[Saved data entries]
★ ★ ★ ★ ★ ★ ★

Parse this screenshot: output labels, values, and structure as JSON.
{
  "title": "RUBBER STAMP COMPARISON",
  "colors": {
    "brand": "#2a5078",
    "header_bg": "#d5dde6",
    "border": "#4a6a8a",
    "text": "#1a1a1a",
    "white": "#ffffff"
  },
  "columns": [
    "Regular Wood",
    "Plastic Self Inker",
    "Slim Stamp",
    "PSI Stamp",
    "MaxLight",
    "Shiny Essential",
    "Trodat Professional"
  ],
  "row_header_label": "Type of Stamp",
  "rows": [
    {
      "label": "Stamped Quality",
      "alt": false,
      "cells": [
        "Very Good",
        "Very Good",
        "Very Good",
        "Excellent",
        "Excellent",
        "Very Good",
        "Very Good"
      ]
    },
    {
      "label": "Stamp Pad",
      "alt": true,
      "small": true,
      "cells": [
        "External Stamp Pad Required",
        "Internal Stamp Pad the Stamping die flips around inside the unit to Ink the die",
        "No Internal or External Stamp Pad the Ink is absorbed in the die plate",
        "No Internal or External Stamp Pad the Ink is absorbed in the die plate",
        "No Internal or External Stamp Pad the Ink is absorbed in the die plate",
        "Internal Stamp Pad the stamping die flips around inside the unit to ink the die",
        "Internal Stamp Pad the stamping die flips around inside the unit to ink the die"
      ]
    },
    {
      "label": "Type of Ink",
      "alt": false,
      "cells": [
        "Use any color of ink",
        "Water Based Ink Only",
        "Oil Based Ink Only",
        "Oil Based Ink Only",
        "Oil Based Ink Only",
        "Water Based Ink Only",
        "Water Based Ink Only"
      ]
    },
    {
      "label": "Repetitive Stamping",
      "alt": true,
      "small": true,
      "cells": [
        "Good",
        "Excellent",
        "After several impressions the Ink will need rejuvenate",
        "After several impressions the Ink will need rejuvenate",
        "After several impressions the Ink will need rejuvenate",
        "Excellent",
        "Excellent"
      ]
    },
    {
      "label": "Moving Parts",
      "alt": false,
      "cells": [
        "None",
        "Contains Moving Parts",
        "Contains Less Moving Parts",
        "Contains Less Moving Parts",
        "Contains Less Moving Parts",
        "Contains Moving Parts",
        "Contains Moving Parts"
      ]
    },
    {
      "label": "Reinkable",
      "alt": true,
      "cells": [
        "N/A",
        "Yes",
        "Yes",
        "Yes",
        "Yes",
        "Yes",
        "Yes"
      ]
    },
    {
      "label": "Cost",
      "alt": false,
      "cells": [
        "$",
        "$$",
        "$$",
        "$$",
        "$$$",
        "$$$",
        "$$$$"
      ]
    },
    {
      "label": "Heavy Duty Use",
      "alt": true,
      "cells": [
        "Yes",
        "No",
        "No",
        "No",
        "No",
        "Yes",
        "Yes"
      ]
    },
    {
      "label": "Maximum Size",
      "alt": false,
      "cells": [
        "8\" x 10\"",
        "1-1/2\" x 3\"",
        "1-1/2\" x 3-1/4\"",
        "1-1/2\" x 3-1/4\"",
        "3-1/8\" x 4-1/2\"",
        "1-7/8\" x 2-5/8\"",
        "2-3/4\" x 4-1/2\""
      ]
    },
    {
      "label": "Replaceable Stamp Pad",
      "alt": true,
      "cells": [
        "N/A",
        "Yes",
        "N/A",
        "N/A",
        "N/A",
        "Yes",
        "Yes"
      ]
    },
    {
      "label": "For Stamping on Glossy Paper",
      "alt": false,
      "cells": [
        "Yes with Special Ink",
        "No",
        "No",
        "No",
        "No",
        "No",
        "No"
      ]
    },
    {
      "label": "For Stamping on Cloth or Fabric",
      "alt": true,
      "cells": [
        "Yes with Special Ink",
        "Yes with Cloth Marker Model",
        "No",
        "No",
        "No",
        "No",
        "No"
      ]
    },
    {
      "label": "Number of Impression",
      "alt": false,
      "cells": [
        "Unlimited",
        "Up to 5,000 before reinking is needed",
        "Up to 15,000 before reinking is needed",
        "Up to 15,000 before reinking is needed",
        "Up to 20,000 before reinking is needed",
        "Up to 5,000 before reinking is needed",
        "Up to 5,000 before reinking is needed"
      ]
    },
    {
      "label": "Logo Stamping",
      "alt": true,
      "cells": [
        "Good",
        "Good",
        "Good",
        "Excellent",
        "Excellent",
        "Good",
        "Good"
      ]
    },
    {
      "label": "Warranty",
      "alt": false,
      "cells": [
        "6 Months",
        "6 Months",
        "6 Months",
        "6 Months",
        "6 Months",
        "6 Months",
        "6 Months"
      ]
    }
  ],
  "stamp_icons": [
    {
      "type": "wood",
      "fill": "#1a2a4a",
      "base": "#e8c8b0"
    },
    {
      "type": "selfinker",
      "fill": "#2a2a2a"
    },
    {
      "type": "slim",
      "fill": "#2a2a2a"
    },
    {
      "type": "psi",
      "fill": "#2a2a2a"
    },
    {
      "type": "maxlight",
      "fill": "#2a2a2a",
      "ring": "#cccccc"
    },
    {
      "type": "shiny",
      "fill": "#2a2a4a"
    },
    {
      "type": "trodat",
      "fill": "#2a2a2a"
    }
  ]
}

★ ★ ★ ★ ★ ★ ★

◆ Goal
Using the entries above, return each line that includes the word "unit".

◆ Exercise answer
        "Internal Stamp Pad the Stamping die flips around inside the unit to Ink the die",
        "Internal Stamp Pad the stamping die flips around inside the unit to ink the die",
        "Internal Stamp Pad the stamping die flips around inside the unit to ink the die"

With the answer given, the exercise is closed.